» Dataset records:
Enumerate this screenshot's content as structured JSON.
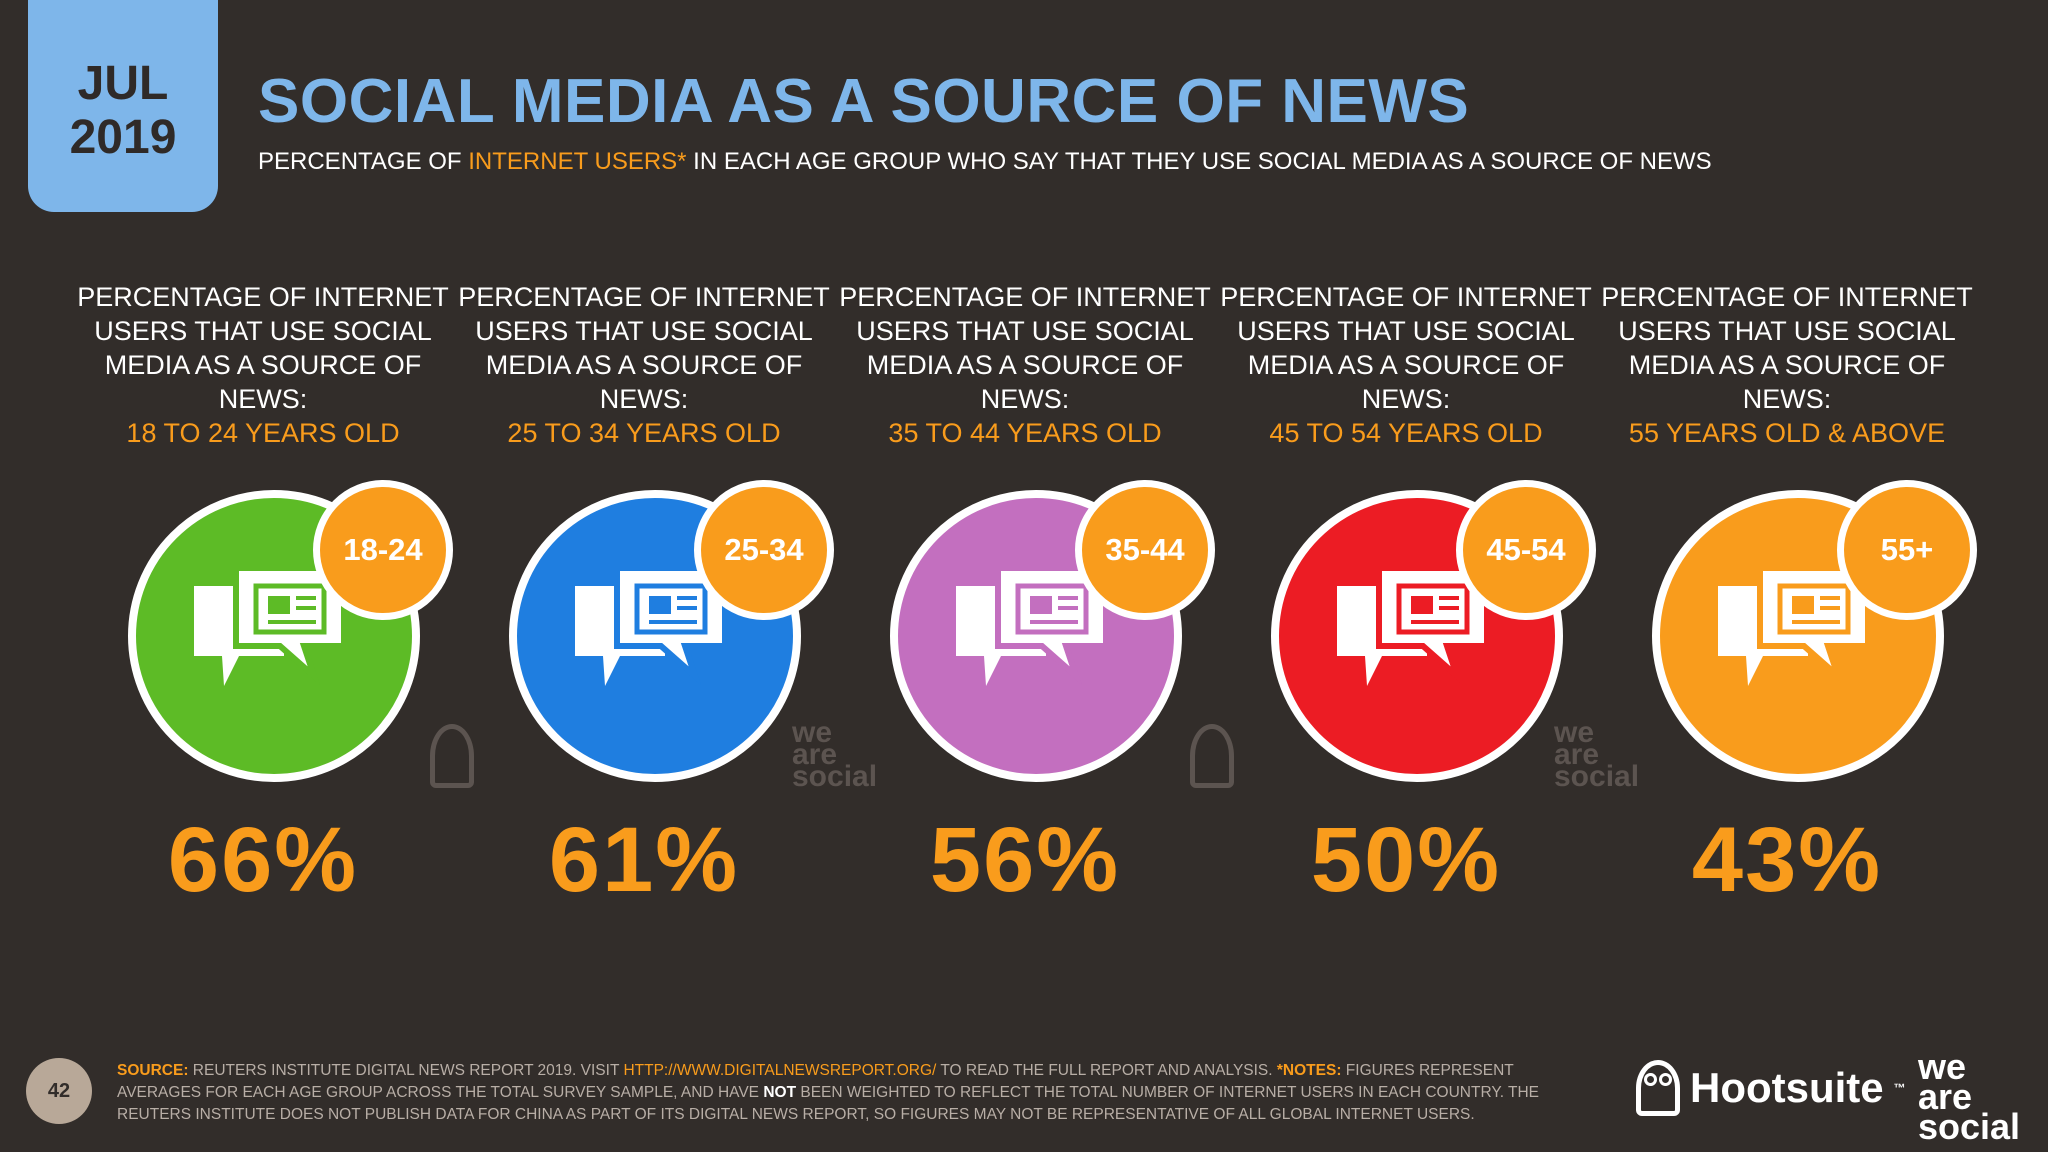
{
  "header": {
    "month": "JUL",
    "year": "2019",
    "title": "SOCIAL MEDIA AS A SOURCE OF NEWS",
    "subtitle_pre": "PERCENTAGE OF ",
    "subtitle_hl": "INTERNET USERS*",
    "subtitle_post": " IN EACH AGE GROUP WHO SAY THAT THEY USE SOCIAL MEDIA AS A SOURCE OF NEWS"
  },
  "groups": [
    {
      "label": "PERCENTAGE OF INTERNET USERS THAT USE SOCIAL MEDIA AS A SOURCE OF NEWS:",
      "age_text": "18 TO 24 YEARS OLD",
      "badge": "18-24",
      "value": "66%",
      "color": "#5dbb26",
      "icon": "news-chat-icon"
    },
    {
      "label": "PERCENTAGE OF INTERNET USERS THAT USE SOCIAL MEDIA AS A SOURCE OF NEWS:",
      "age_text": "25 TO 34 YEARS OLD",
      "badge": "25-34",
      "value": "61%",
      "color": "#1f7ee0",
      "icon": "news-chat-icon"
    },
    {
      "label": "PERCENTAGE OF INTERNET USERS THAT USE SOCIAL MEDIA AS A SOURCE OF NEWS:",
      "age_text": "35 TO 44 YEARS OLD",
      "badge": "35-44",
      "value": "56%",
      "color": "#c36fbf",
      "icon": "news-chat-icon"
    },
    {
      "label": "PERCENTAGE OF INTERNET USERS THAT USE SOCIAL MEDIA AS A SOURCE OF NEWS:",
      "age_text": "45 TO 54 YEARS OLD",
      "badge": "45-54",
      "value": "50%",
      "color": "#ec1c24",
      "icon": "news-chat-icon"
    },
    {
      "label": "PERCENTAGE OF INTERNET USERS THAT USE SOCIAL MEDIA AS A SOURCE OF NEWS:",
      "age_text": "55 YEARS OLD & ABOVE",
      "badge": "55+",
      "value": "43%",
      "color": "#f99c1c",
      "icon": "news-chat-icon"
    }
  ],
  "watermarks": {
    "was_line1": "we",
    "was_line2": "are",
    "was_line3": "social"
  },
  "footer": {
    "page_number": "42",
    "source_label": "SOURCE:",
    "source_text": " REUTERS INSTITUTE DIGITAL NEWS REPORT 2019. VISIT ",
    "source_link": "HTTP://WWW.DIGITALNEWSREPORT.ORG/",
    "source_after": " TO READ THE FULL REPORT AND ANALYSIS. ",
    "notes_label": "*NOTES:",
    "notes_text1": " FIGURES REPRESENT AVERAGES FOR EACH AGE GROUP ACROSS THE TOTAL SURVEY SAMPLE, AND HAVE ",
    "notes_not": "NOT",
    "notes_text2": " BEEN WEIGHTED TO REFLECT THE TOTAL NUMBER OF INTERNET USERS IN EACH COUNTRY. THE REUTERS INSTITUTE DOES NOT PUBLISH DATA FOR CHINA AS PART OF ITS DIGITAL NEWS REPORT, SO FIGURES MAY NOT BE REPRESENTATIVE OF ALL GLOBAL INTERNET USERS.",
    "hootsuite": "Hootsuite",
    "tm": "™",
    "was_line1": "we",
    "was_line2": "are",
    "was_line3": "social"
  }
}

» Exercise requirements: Leave out the pictures and give the rest of the records again exactly.

» Task result:
Enumerate this screenshot's content as structured JSON.
{
  "header": {
    "month": "JUL",
    "year": "2019",
    "title": "SOCIAL MEDIA AS A SOURCE OF NEWS",
    "subtitle_pre": "PERCENTAGE OF ",
    "subtitle_hl": "INTERNET USERS*",
    "subtitle_post": " IN EACH AGE GROUP WHO SAY THAT THEY USE SOCIAL MEDIA AS A SOURCE OF NEWS"
  },
  "groups": [
    {
      "label": "PERCENTAGE OF INTERNET USERS THAT USE SOCIAL MEDIA AS A SOURCE OF NEWS:",
      "age_text": "18 TO 24 YEARS OLD",
      "badge": "18-24",
      "value": "66%",
      "color": "#5dbb26",
      "icon": "news-chat-icon"
    },
    {
      "label": "PERCENTAGE OF INTERNET USERS THAT USE SOCIAL MEDIA AS A SOURCE OF NEWS:",
      "age_text": "25 TO 34 YEARS OLD",
      "badge": "25-34",
      "value": "61%",
      "color": "#1f7ee0",
      "icon": "news-chat-icon"
    },
    {
      "label": "PERCENTAGE OF INTERNET USERS THAT USE SOCIAL MEDIA AS A SOURCE OF NEWS:",
      "age_text": "35 TO 44 YEARS OLD",
      "badge": "35-44",
      "value": "56%",
      "color": "#c36fbf",
      "icon": "news-chat-icon"
    },
    {
      "label": "PERCENTAGE OF INTERNET USERS THAT USE SOCIAL MEDIA AS A SOURCE OF NEWS:",
      "age_text": "45 TO 54 YEARS OLD",
      "badge": "45-54",
      "value": "50%",
      "color": "#ec1c24",
      "icon": "news-chat-icon"
    },
    {
      "label": "PERCENTAGE OF INTERNET USERS THAT USE SOCIAL MEDIA AS A SOURCE OF NEWS:",
      "age_text": "55 YEARS OLD & ABOVE",
      "badge": "55+",
      "value": "43%",
      "color": "#f99c1c",
      "icon": "news-chat-icon"
    }
  ],
  "watermarks": {
    "was_line1": "we",
    "was_line2": "are",
    "was_line3": "social"
  },
  "footer": {
    "page_number": "42",
    "source_label": "SOURCE:",
    "source_text": " REUTERS INSTITUTE DIGITAL NEWS REPORT 2019. VISIT ",
    "source_link": "HTTP://WWW.DIGITALNEWSREPORT.ORG/",
    "source_after": " TO READ THE FULL REPORT AND ANALYSIS. ",
    "notes_label": "*NOTES:",
    "notes_text1": " FIGURES REPRESENT AVERAGES FOR EACH AGE GROUP ACROSS THE TOTAL SURVEY SAMPLE, AND HAVE ",
    "notes_not": "NOT",
    "notes_text2": " BEEN WEIGHTED TO REFLECT THE TOTAL NUMBER OF INTERNET USERS IN EACH COUNTRY. THE REUTERS INSTITUTE DOES NOT PUBLISH DATA FOR CHINA AS PART OF ITS DIGITAL NEWS REPORT, SO FIGURES MAY NOT BE REPRESENTATIVE OF ALL GLOBAL INTERNET USERS.",
    "hootsuite": "Hootsuite",
    "tm": "™",
    "was_line1": "we",
    "was_line2": "are",
    "was_line3": "social"
  }
}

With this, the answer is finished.